§ Exercise:
Reproduce each line exactly, including spacing and punctuation.
>> START Exercise data
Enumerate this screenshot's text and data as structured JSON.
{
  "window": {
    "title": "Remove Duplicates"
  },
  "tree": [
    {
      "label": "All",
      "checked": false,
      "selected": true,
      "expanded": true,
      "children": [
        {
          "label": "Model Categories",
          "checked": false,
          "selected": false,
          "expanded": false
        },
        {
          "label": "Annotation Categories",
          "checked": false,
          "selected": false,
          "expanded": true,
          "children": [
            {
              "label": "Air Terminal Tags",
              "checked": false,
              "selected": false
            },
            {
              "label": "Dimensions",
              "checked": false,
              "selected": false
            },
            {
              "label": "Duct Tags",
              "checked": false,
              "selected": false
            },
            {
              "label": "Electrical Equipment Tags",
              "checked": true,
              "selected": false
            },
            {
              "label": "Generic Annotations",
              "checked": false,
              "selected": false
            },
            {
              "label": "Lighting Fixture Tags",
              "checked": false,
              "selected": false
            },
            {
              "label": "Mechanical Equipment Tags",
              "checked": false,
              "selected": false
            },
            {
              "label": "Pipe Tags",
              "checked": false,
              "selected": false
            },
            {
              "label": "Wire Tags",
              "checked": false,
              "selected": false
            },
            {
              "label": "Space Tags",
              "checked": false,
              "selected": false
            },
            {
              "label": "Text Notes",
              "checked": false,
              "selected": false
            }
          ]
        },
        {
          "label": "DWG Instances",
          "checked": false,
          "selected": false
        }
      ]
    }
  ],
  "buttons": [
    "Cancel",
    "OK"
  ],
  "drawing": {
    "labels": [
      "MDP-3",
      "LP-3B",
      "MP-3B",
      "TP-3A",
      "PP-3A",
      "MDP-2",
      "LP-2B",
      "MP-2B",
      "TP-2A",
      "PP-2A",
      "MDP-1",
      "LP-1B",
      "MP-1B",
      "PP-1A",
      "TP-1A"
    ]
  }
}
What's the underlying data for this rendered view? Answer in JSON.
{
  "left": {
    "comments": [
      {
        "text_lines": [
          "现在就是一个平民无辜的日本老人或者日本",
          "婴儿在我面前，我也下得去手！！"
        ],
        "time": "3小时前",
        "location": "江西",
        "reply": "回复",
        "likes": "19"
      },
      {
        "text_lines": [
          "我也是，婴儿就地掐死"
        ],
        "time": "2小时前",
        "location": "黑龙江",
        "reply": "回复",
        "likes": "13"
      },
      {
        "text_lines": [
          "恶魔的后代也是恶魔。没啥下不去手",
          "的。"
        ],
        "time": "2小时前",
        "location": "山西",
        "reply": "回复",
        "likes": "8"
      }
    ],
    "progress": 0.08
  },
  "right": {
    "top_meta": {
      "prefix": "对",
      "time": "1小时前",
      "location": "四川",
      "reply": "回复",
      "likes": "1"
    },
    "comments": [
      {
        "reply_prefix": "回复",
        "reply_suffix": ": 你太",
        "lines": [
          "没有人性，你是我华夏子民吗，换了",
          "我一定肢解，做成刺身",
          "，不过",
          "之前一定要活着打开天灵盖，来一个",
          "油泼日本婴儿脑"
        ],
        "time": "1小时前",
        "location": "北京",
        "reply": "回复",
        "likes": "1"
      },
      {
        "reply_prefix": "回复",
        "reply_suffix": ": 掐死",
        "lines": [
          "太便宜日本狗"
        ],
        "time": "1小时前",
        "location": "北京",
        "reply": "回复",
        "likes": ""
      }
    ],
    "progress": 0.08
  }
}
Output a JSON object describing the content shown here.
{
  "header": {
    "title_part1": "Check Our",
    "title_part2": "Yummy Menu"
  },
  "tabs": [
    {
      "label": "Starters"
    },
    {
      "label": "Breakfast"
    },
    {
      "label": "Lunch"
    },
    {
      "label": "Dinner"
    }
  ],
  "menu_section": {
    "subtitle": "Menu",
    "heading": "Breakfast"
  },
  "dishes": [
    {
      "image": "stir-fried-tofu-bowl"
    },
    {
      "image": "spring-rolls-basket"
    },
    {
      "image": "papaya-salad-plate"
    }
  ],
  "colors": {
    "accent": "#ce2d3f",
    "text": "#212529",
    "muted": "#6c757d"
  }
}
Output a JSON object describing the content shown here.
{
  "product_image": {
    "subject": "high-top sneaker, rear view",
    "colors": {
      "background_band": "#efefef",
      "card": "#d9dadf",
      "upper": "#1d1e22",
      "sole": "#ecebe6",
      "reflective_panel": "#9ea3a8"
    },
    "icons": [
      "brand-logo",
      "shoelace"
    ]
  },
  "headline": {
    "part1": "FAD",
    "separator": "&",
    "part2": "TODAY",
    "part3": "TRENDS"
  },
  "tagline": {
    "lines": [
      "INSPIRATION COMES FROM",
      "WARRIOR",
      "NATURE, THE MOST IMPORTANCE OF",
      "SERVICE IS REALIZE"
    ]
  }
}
>> END Exercise data
§ Finished task:
Enumerate this screenshot's text and data as structured JSON.
{
  "window": {
    "title": "Remove Duplicates"
  },
  "tree": [
    {
      "label": "All",
      "checked": false,
      "selected": true,
      "expanded": true,
      "children": [
        {
          "label": "Model Categories",
          "checked": false,
          "selected": false,
          "expanded": false
        },
        {
          "label": "Annotation Categories",
          "checked": false,
          "selected": false,
          "expanded": true,
          "children": [
            {
              "label": "Air Terminal Tags",
              "checked": false,
              "selected": false
            },
            {
              "label": "Dimensions",
              "checked": false,
              "selected": false
            },
            {
              "label": "Duct Tags",
              "checked": false,
              "selected": false
            },
            {
              "label": "Electrical Equipment Tags",
              "checked": true,
              "selected": false
            },
            {
              "label": "Generic Annotations",
              "checked": false,
              "selected": false
            },
            {
              "label": "Lighting Fixture Tags",
              "checked": false,
              "selected": false
            },
            {
              "label": "Mechanical Equipment Tags",
              "checked": false,
              "selected": false
            },
            {
              "label": "Pipe Tags",
              "checked": false,
              "selected": false
            },
            {
              "label": "Wire Tags",
              "checked": false,
              "selected": false
            },
            {
              "label": "Space Tags",
              "checked": false,
              "selected": false
            },
            {
              "label": "Text Notes",
              "checked": false,
              "selected": false
            }
          ]
        },
        {
          "label": "DWG Instances",
          "checked": false,
          "selected": false
        }
      ]
    }
  ],
  "buttons": [
    "Cancel",
    "OK"
  ],
  "drawing": {
    "labels": [
      "MDP-3",
      "LP-3B",
      "MP-3B",
      "TP-3A",
      "PP-3A",
      "MDP-2",
      "LP-2B",
      "MP-2B",
      "TP-2A",
      "PP-2A",
      "MDP-1",
      "LP-1B",
      "MP-1B",
      "PP-1A",
      "TP-1A"
    ]
  }
}
What's the underlying data for this rendered view? Answer in JSON.
{
  "left": {
    "comments": [
      {
        "text_lines": [
          "现在就是一个平民无辜的日本老人或者日本",
          "婴儿在我面前，我也下得去手！！"
        ],
        "time": "3小时前",
        "location": "江西",
        "reply": "回复",
        "likes": "19"
      },
      {
        "text_lines": [
          "我也是，婴儿就地掐死"
        ],
        "time": "2小时前",
        "location": "黑龙江",
        "reply": "回复",
        "likes": "13"
      },
      {
        "text_lines": [
          "恶魔的后代也是恶魔。没啥下不去手",
          "的。"
        ],
        "time": "2小时前",
        "location": "山西",
        "reply": "回复",
        "likes": "8"
      }
    ],
    "progress": 0.08
  },
  "right": {
    "top_meta": {
      "prefix": "对",
      "time": "1小时前",
      "location": "四川",
      "reply": "回复",
      "likes": "1"
    },
    "comments": [
      {
        "reply_prefix": "回复",
        "reply_suffix": ": 你太",
        "lines": [
          "没有人性，你是我华夏子民吗，换了",
          "我一定肢解，做成刺身",
          "，不过",
          "之前一定要活着打开天灵盖，来一个",
          "油泼日本婴儿脑"
        ],
        "time": "1小时前",
        "location": "北京",
        "reply": "回复",
        "likes": "1"
      },
      {
        "reply_prefix": "回复",
        "reply_suffix": ": 掐死",
        "lines": [
          "太便宜日本狗"
        ],
        "time": "1小时前",
        "location": "北京",
        "reply": "回复",
        "likes": ""
      }
    ],
    "progress": 0.08
  }
}
Output a JSON object describing the content shown here.
{
  "header": {
    "title_part1": "Check Our",
    "title_part2": "Yummy Menu"
  },
  "tabs": [
    {
      "label": "Starters"
    },
    {
      "label": "Breakfast"
    },
    {
      "label": "Lunch"
    },
    {
      "label": "Dinner"
    }
  ],
  "menu_section": {
    "subtitle": "Menu",
    "heading": "Breakfast"
  },
  "dishes": [
    {
      "image": "stir-fried-tofu-bowl"
    },
    {
      "image": "spring-rolls-basket"
    },
    {
      "image": "papaya-salad-plate"
    }
  ],
  "colors": {
    "accent": "#ce2d3f",
    "text": "#212529",
    "muted": "#6c757d"
  }
}
Output a JSON object describing the content shown here.
{
  "product_image": {
    "subject": "high-top sneaker, rear view",
    "colors": {
      "background_band": "#efefef",
      "card": "#d9dadf",
      "upper": "#1d1e22",
      "sole": "#ecebe6",
      "reflective_panel": "#9ea3a8"
    },
    "icons": [
      "brand-logo",
      "shoelace"
    ]
  },
  "headline": {
    "part1": "FAD",
    "separator": "&",
    "part2": "TODAY",
    "part3": "TRENDS"
  },
  "tagline": {
    "lines": [
      "INSPIRATION COMES FROM",
      "WARRIOR",
      "NATURE, THE MOST IMPORTANCE OF",
      "SERVICE IS REALIZE"
    ]
  }
}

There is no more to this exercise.